What to do: Every record must appear in your copy exactly as written, with no pictures.

Records

☆ ☆ ☆

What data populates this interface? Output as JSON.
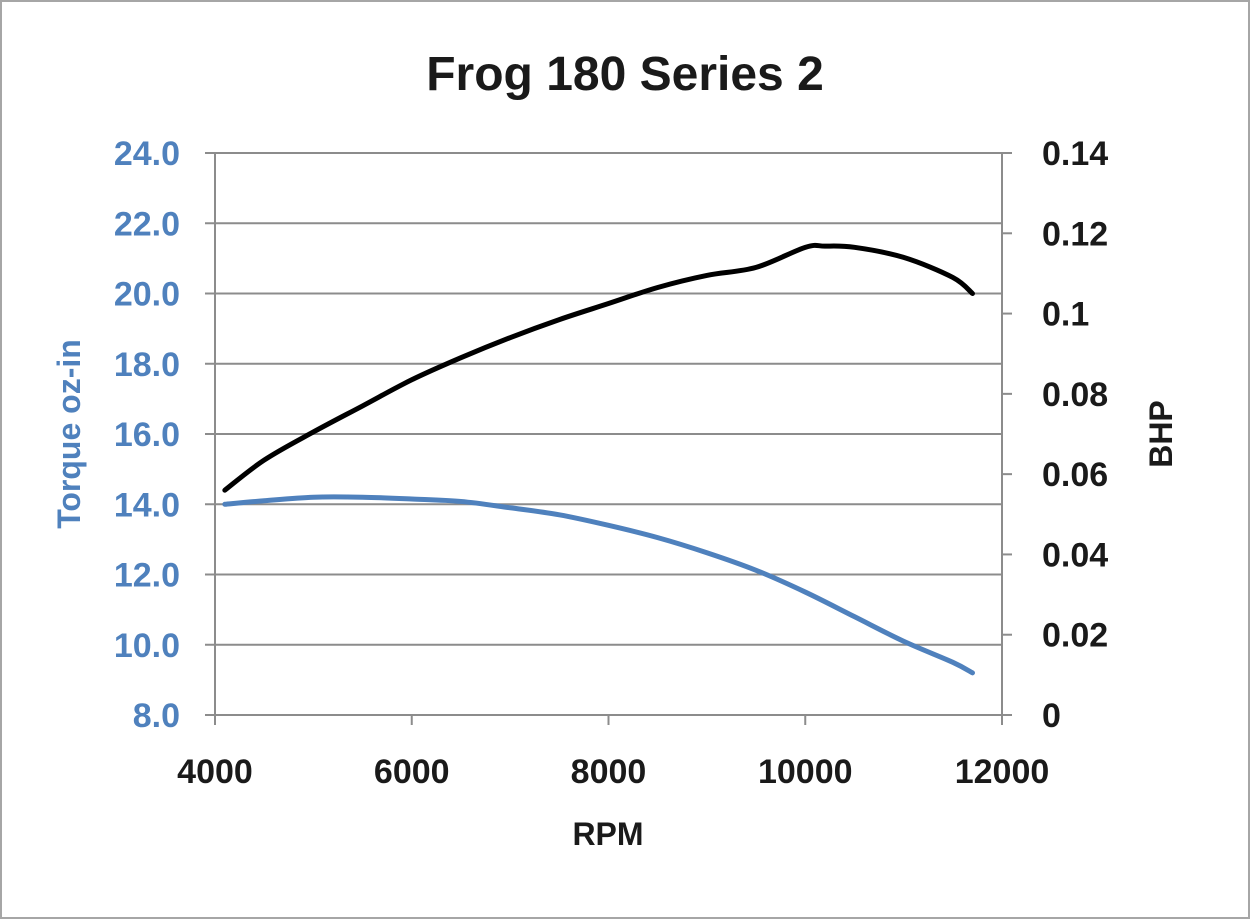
{
  "colors": {
    "torque": "#4f81bd",
    "bhp": "#000000",
    "grid": "#8c8c8c",
    "frame": "#a6a6a6"
  },
  "chart_data": {
    "type": "line",
    "title": "Frog 180 Series 2",
    "xlabel": "RPM",
    "ylabel_left": "Torque oz-in",
    "ylabel_right": "BHP",
    "xlim": [
      4000,
      12000
    ],
    "ylim_left": [
      8.0,
      24.0
    ],
    "ylim_right": [
      0,
      0.14
    ],
    "x_ticks": [
      "4000",
      "6000",
      "8000",
      "10000",
      "12000"
    ],
    "y_left_ticks": [
      "8.0",
      "10.0",
      "12.0",
      "14.0",
      "16.0",
      "18.0",
      "20.0",
      "22.0",
      "24.0"
    ],
    "y_right_ticks": [
      "0",
      "0.02",
      "0.04",
      "0.06",
      "0.08",
      "0.1",
      "0.12",
      "0.14"
    ],
    "grid": true,
    "series": [
      {
        "axis": "left",
        "color": "#4f81bd",
        "x": [
          4100,
          4500,
          5000,
          5500,
          6000,
          6500,
          7000,
          7500,
          8000,
          8500,
          9000,
          9500,
          10000,
          10500,
          11000,
          11500,
          11700
        ],
        "values": [
          14.0,
          14.1,
          14.2,
          14.2,
          14.15,
          14.08,
          13.9,
          13.7,
          13.4,
          13.05,
          12.62,
          12.12,
          11.5,
          10.8,
          10.1,
          9.5,
          9.2
        ]
      },
      {
        "axis": "right",
        "color": "#000000",
        "x": [
          4100,
          4500,
          5000,
          5500,
          6000,
          6500,
          7000,
          7500,
          8000,
          8500,
          9000,
          9500,
          10000,
          10200,
          10500,
          11000,
          11500,
          11700
        ],
        "values": [
          0.056,
          0.0635,
          0.0705,
          0.077,
          0.0835,
          0.089,
          0.094,
          0.0985,
          0.1025,
          0.1065,
          0.1095,
          0.1115,
          0.1165,
          0.1168,
          0.1165,
          0.114,
          0.109,
          0.105
        ]
      }
    ]
  }
}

☆ ☆ ☆

Solved exercise:
What data populates this interface? Output as JSON.
{
  "colors": {
    "torque": "#4f81bd",
    "bhp": "#000000",
    "grid": "#8c8c8c",
    "frame": "#a6a6a6"
  },
  "chart_data": {
    "type": "line",
    "title": "Frog 180 Series 2",
    "xlabel": "RPM",
    "ylabel_left": "Torque oz-in",
    "ylabel_right": "BHP",
    "xlim": [
      4000,
      12000
    ],
    "ylim_left": [
      8.0,
      24.0
    ],
    "ylim_right": [
      0,
      0.14
    ],
    "x_ticks": [
      "4000",
      "6000",
      "8000",
      "10000",
      "12000"
    ],
    "y_left_ticks": [
      "8.0",
      "10.0",
      "12.0",
      "14.0",
      "16.0",
      "18.0",
      "20.0",
      "22.0",
      "24.0"
    ],
    "y_right_ticks": [
      "0",
      "0.02",
      "0.04",
      "0.06",
      "0.08",
      "0.1",
      "0.12",
      "0.14"
    ],
    "grid": true,
    "series": [
      {
        "axis": "left",
        "color": "#4f81bd",
        "x": [
          4100,
          4500,
          5000,
          5500,
          6000,
          6500,
          7000,
          7500,
          8000,
          8500,
          9000,
          9500,
          10000,
          10500,
          11000,
          11500,
          11700
        ],
        "values": [
          14.0,
          14.1,
          14.2,
          14.2,
          14.15,
          14.08,
          13.9,
          13.7,
          13.4,
          13.05,
          12.62,
          12.12,
          11.5,
          10.8,
          10.1,
          9.5,
          9.2
        ]
      },
      {
        "axis": "right",
        "color": "#000000",
        "x": [
          4100,
          4500,
          5000,
          5500,
          6000,
          6500,
          7000,
          7500,
          8000,
          8500,
          9000,
          9500,
          10000,
          10200,
          10500,
          11000,
          11500,
          11700
        ],
        "values": [
          0.056,
          0.0635,
          0.0705,
          0.077,
          0.0835,
          0.089,
          0.094,
          0.0985,
          0.1025,
          0.1065,
          0.1095,
          0.1115,
          0.1165,
          0.1168,
          0.1165,
          0.114,
          0.109,
          0.105
        ]
      }
    ]
  }
}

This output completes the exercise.